◆ **Stated task**: Exactly reproduce each entry, leaving out nothing.

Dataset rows
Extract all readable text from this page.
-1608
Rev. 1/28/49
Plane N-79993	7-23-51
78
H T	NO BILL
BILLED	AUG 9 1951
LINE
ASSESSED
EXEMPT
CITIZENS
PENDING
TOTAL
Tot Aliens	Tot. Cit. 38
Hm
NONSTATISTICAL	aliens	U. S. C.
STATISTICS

◆ **Exercise answer**:
Extract all readable text from this page.
-1608
Rev. 1/28/49
Plane N-79993	7-23-51
78
H T	NO BILL
BILLED	AUG 9 1951
LINE
ASSESSED
EXEMPT
CITIZENS
PENDING
TOTAL
Tot Aliens	Tot. Cit. 38
Hm
NONSTATISTICAL	aliens	U. S. C.
STATISTICS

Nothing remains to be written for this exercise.